ENTRIES PROVIDED:
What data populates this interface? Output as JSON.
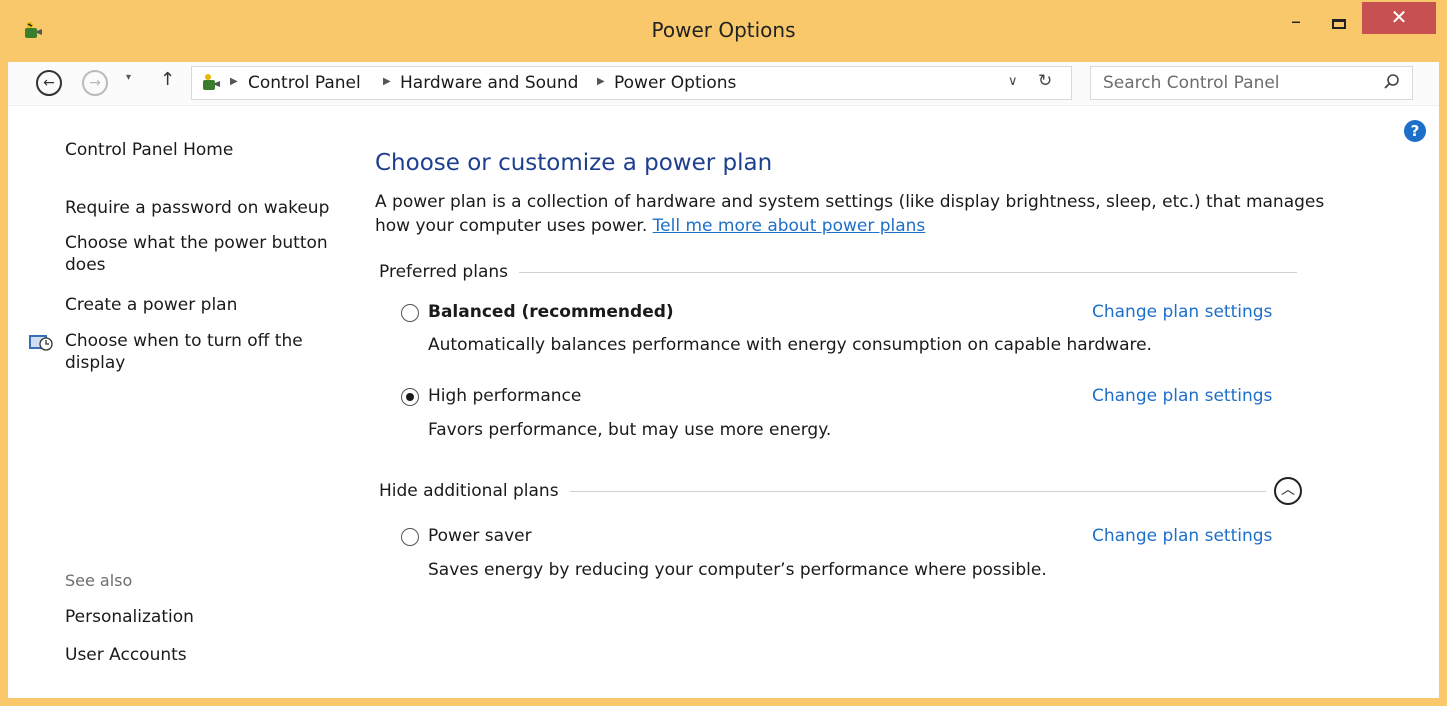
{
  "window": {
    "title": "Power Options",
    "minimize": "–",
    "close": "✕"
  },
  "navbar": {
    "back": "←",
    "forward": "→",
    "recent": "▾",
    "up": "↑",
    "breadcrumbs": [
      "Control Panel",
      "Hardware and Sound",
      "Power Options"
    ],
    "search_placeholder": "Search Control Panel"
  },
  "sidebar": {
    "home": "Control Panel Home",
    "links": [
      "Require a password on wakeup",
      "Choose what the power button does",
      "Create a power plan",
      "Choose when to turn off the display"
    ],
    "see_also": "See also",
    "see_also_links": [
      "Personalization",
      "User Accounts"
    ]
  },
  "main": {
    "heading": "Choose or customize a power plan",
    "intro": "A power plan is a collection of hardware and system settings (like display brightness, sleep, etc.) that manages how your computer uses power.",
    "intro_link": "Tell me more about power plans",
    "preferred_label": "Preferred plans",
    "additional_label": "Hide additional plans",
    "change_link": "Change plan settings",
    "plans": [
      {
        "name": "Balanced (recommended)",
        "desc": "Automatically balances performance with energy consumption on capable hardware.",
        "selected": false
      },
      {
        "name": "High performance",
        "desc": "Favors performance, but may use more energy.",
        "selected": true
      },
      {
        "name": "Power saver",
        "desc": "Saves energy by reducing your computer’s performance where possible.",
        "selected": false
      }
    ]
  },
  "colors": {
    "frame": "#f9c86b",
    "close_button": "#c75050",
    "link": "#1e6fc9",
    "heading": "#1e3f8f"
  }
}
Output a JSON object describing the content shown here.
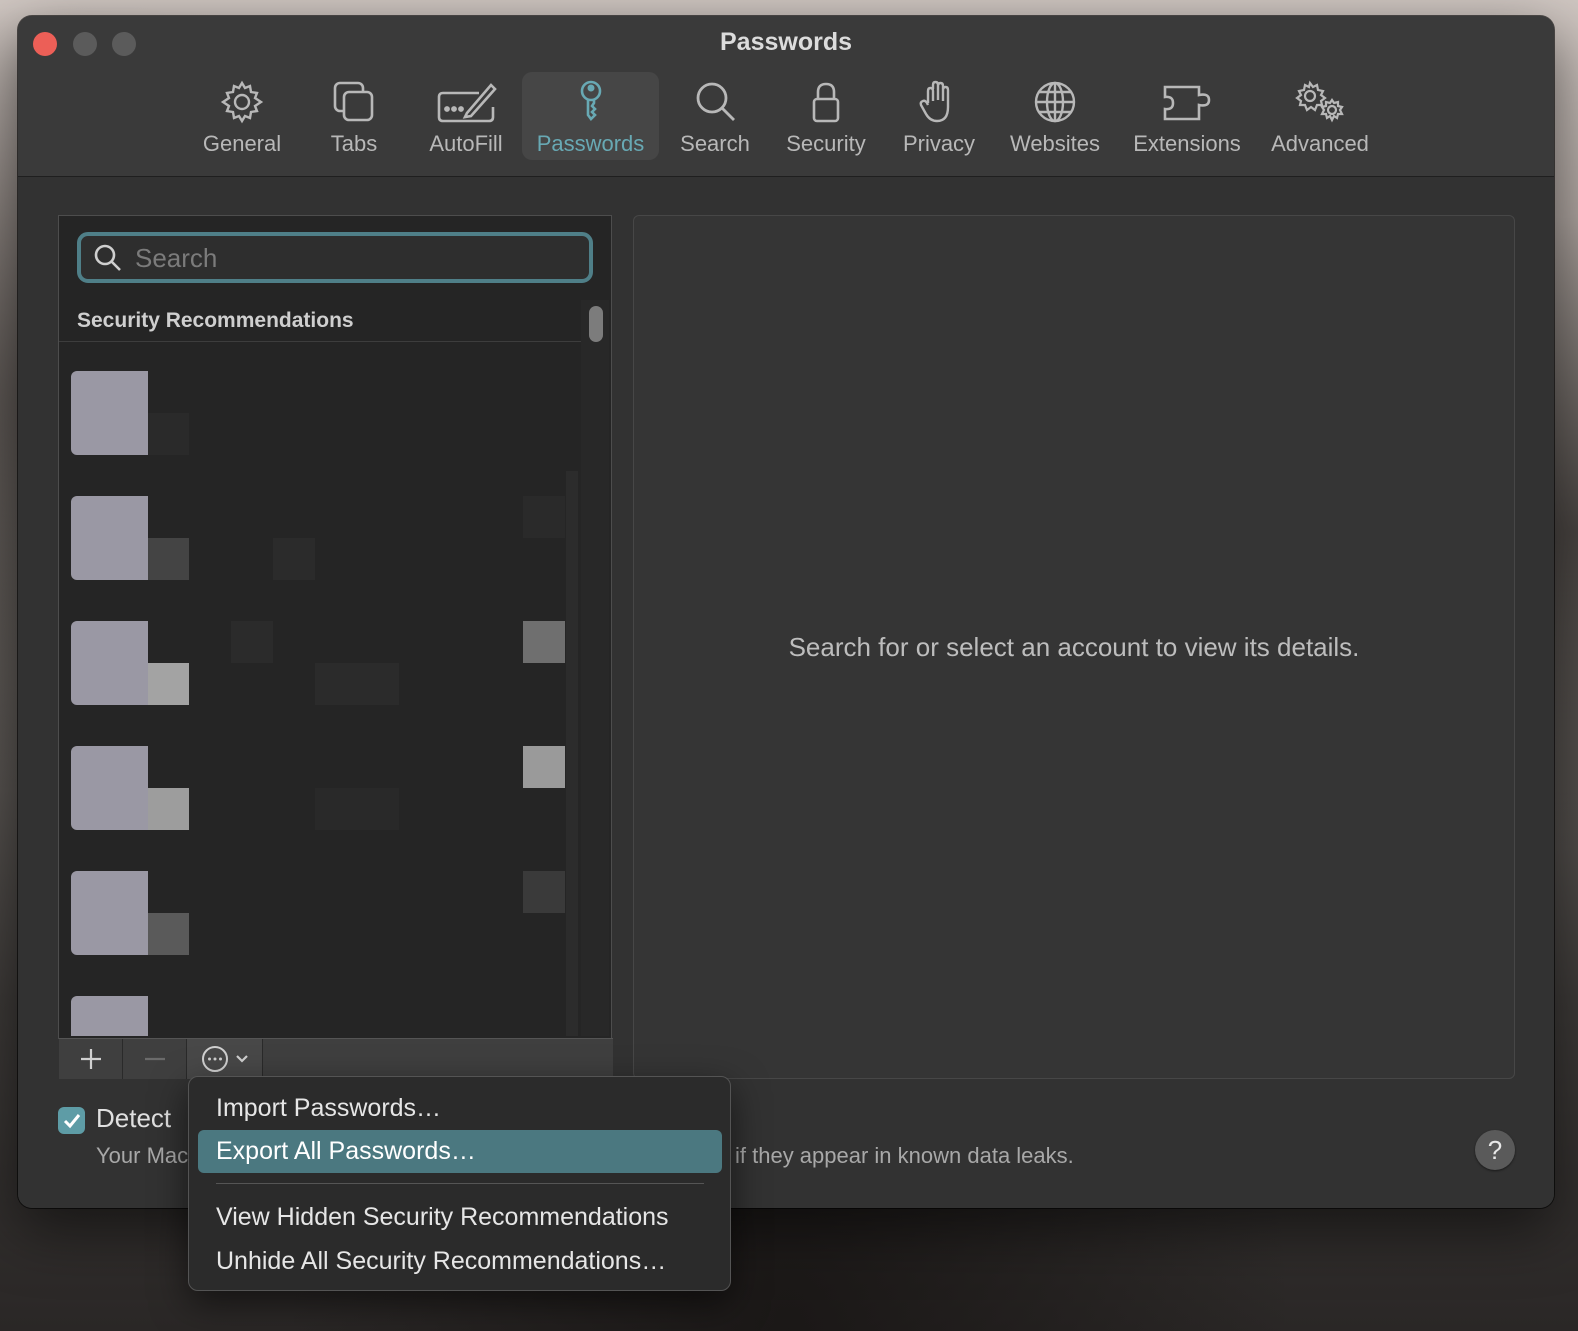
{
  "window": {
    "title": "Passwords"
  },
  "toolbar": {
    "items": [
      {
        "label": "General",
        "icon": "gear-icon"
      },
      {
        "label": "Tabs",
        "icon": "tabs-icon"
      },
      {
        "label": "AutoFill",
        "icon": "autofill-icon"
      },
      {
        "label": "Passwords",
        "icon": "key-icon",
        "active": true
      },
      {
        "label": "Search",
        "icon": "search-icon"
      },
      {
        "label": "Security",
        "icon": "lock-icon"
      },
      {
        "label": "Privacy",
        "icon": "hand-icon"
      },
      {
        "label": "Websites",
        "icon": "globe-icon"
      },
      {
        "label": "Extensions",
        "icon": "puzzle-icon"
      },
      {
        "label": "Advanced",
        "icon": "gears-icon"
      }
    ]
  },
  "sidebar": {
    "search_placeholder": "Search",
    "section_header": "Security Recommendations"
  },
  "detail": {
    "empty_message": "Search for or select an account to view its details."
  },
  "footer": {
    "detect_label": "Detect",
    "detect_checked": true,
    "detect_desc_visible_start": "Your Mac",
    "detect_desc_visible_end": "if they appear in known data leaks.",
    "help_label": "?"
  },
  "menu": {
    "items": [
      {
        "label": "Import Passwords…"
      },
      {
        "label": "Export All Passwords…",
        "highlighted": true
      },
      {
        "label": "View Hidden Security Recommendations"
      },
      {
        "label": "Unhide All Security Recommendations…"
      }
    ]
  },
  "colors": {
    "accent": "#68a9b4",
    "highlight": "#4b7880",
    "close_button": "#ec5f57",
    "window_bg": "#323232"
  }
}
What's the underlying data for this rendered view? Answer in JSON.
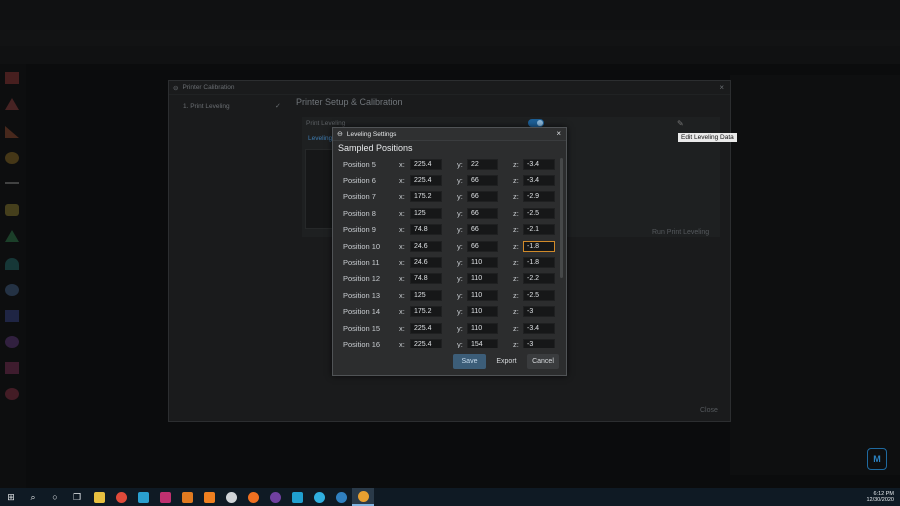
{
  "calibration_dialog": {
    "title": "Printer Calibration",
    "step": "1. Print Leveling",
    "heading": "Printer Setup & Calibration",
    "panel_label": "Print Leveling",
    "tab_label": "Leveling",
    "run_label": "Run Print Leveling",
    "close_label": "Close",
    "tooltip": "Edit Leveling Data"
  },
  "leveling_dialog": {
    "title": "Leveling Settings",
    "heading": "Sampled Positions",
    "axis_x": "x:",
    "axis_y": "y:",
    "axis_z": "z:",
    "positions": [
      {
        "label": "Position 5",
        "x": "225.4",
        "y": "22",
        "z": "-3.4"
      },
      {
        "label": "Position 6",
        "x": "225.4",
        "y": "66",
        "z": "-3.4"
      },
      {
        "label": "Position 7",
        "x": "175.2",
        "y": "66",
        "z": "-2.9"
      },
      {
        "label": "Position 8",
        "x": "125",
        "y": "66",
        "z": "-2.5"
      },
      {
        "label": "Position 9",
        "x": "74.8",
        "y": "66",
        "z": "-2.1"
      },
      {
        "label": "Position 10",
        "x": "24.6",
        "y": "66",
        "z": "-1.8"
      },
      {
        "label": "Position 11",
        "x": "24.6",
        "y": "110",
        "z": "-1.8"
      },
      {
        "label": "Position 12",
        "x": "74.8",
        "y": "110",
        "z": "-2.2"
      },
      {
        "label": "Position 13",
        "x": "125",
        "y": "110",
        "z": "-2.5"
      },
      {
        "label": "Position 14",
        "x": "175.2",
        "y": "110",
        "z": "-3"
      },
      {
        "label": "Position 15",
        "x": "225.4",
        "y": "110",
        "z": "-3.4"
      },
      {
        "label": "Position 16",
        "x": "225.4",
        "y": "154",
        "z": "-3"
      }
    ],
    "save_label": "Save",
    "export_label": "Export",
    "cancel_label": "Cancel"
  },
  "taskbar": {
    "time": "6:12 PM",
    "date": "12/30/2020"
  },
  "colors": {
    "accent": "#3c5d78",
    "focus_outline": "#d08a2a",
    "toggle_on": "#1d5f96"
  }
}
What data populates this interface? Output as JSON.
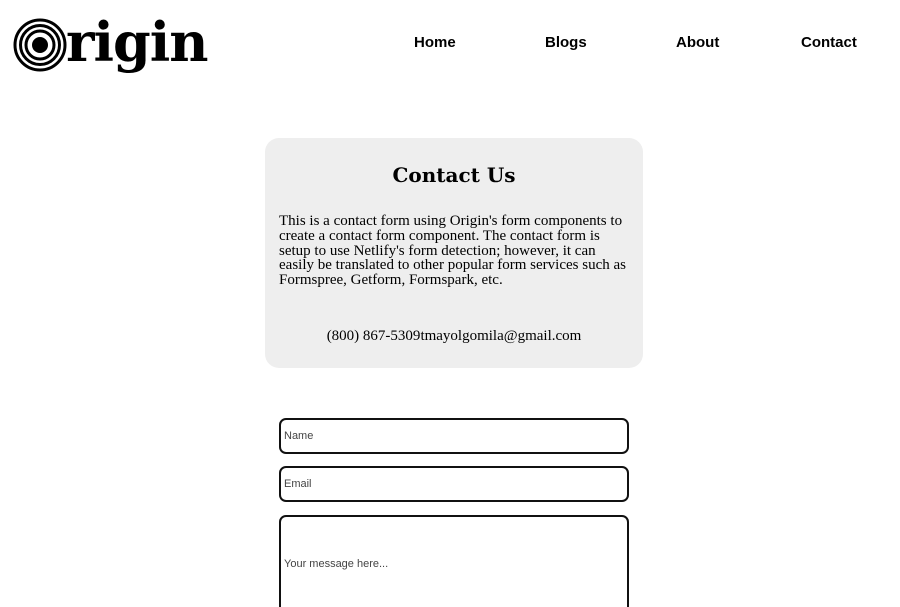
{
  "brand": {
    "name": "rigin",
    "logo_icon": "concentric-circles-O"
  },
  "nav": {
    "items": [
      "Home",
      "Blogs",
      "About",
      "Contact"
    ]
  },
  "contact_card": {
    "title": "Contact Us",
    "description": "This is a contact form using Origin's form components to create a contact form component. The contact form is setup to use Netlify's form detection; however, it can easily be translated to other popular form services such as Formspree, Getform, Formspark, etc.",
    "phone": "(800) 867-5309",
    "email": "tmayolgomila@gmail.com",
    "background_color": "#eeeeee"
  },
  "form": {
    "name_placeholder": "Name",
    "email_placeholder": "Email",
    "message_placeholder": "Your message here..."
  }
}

WRITTEN REQUEST: Your task is to reproduce all of the material exactly. The pictures stay out.

PROBLEM SOLUTION:
What data populates this interface? Output as JSON.
{
  "window": {
    "title": "Power Options",
    "minimize": "–",
    "close": "✕"
  },
  "navbar": {
    "back": "←",
    "forward": "→",
    "recent": "▾",
    "up": "↑",
    "breadcrumbs": [
      "Control Panel",
      "Hardware and Sound",
      "Power Options"
    ],
    "search_placeholder": "Search Control Panel"
  },
  "sidebar": {
    "home": "Control Panel Home",
    "links": [
      "Require a password on wakeup",
      "Choose what the power button does",
      "Create a power plan",
      "Choose when to turn off the display"
    ],
    "see_also": "See also",
    "see_also_links": [
      "Personalization",
      "User Accounts"
    ]
  },
  "main": {
    "heading": "Choose or customize a power plan",
    "intro": "A power plan is a collection of hardware and system settings (like display brightness, sleep, etc.) that manages how your computer uses power.",
    "intro_link": "Tell me more about power plans",
    "preferred_label": "Preferred plans",
    "additional_label": "Hide additional plans",
    "change_link": "Change plan settings",
    "plans": [
      {
        "name": "Balanced (recommended)",
        "desc": "Automatically balances performance with energy consumption on capable hardware.",
        "selected": false
      },
      {
        "name": "High performance",
        "desc": "Favors performance, but may use more energy.",
        "selected": true
      },
      {
        "name": "Power saver",
        "desc": "Saves energy by reducing your computer’s performance where possible.",
        "selected": false
      }
    ]
  },
  "colors": {
    "frame": "#f9c86b",
    "close_button": "#c75050",
    "link": "#1e6fc9",
    "heading": "#1e3f8f"
  }
}
Output a JSON object describing the content shown here.
{
  "window": {
    "title": "Passwords"
  },
  "toolbar": {
    "items": [
      {
        "label": "General",
        "icon": "gear-icon"
      },
      {
        "label": "Tabs",
        "icon": "tabs-icon"
      },
      {
        "label": "AutoFill",
        "icon": "autofill-icon"
      },
      {
        "label": "Passwords",
        "icon": "key-icon",
        "active": true
      },
      {
        "label": "Search",
        "icon": "search-icon"
      },
      {
        "label": "Security",
        "icon": "lock-icon"
      },
      {
        "label": "Privacy",
        "icon": "hand-icon"
      },
      {
        "label": "Websites",
        "icon": "globe-icon"
      },
      {
        "label": "Extensions",
        "icon": "puzzle-icon"
      },
      {
        "label": "Advanced",
        "icon": "gears-icon"
      }
    ]
  },
  "sidebar": {
    "search_placeholder": "Search",
    "section_header": "Security Recommendations"
  },
  "detail": {
    "empty_message": "Search for or select an account to view its details."
  },
  "footer": {
    "detect_label": "Detect",
    "detect_checked": true,
    "detect_desc_visible_start": "Your Mac",
    "detect_desc_visible_end": "if they appear in known data leaks.",
    "help_label": "?"
  },
  "menu": {
    "items": [
      {
        "label": "Import Passwords…"
      },
      {
        "label": "Export All Passwords…",
        "highlighted": true
      },
      {
        "label": "View Hidden Security Recommendations"
      },
      {
        "label": "Unhide All Security Recommendations…"
      }
    ]
  },
  "colors": {
    "accent": "#68a9b4",
    "highlight": "#4b7880",
    "close_button": "#ec5f57",
    "window_bg": "#323232"
  }
}
What's the underlying data for this rendered view? Answer in JSON.
{
  "calibration_dialog": {
    "title": "Printer Calibration",
    "step": "1. Print Leveling",
    "heading": "Printer Setup & Calibration",
    "panel_label": "Print Leveling",
    "tab_label": "Leveling",
    "run_label": "Run Print Leveling",
    "close_label": "Close",
    "tooltip": "Edit Leveling Data"
  },
  "leveling_dialog": {
    "title": "Leveling Settings",
    "heading": "Sampled Positions",
    "axis_x": "x:",
    "axis_y": "y:",
    "axis_z": "z:",
    "positions": [
      {
        "label": "Position 5",
        "x": "225.4",
        "y": "22",
        "z": "-3.4"
      },
      {
        "label": "Position 6",
        "x": "225.4",
        "y": "66",
        "z": "-3.4"
      },
      {
        "label": "Position 7",
        "x": "175.2",
        "y": "66",
        "z": "-2.9"
      },
      {
        "label": "Position 8",
        "x": "125",
        "y": "66",
        "z": "-2.5"
      },
      {
        "label": "Position 9",
        "x": "74.8",
        "y": "66",
        "z": "-2.1"
      },
      {
        "label": "Position 10",
        "x": "24.6",
        "y": "66",
        "z": "-1.8"
      },
      {
        "label": "Position 11",
        "x": "24.6",
        "y": "110",
        "z": "-1.8"
      },
      {
        "label": "Position 12",
        "x": "74.8",
        "y": "110",
        "z": "-2.2"
      },
      {
        "label": "Position 13",
        "x": "125",
        "y": "110",
        "z": "-2.5"
      },
      {
        "label": "Position 14",
        "x": "175.2",
        "y": "110",
        "z": "-3"
      },
      {
        "label": "Position 15",
        "x": "225.4",
        "y": "110",
        "z": "-3.4"
      },
      {
        "label": "Position 16",
        "x": "225.4",
        "y": "154",
        "z": "-3"
      }
    ],
    "save_label": "Save",
    "export_label": "Export",
    "cancel_label": "Cancel"
  },
  "taskbar": {
    "time": "6:12 PM",
    "date": "12/30/2020"
  },
  "colors": {
    "accent": "#3c5d78",
    "focus_outline": "#d08a2a",
    "toggle_on": "#1d5f96"
  }
}
What data populates this interface? Output as JSON.
{
  "brand": {
    "name": "rigin",
    "logo_icon": "concentric-circles-O"
  },
  "nav": {
    "items": [
      "Home",
      "Blogs",
      "About",
      "Contact"
    ]
  },
  "contact_card": {
    "title": "Contact Us",
    "description": "This is a contact form using Origin's form components to create a contact form component. The contact form is setup to use Netlify's form detection; however, it can easily be translated to other popular form services such as Formspree, Getform, Formspark, etc.",
    "phone": "(800) 867-5309",
    "email": "tmayolgomila@gmail.com",
    "background_color": "#eeeeee"
  },
  "form": {
    "name_placeholder": "Name",
    "email_placeholder": "Email",
    "message_placeholder": "Your message here..."
  }
}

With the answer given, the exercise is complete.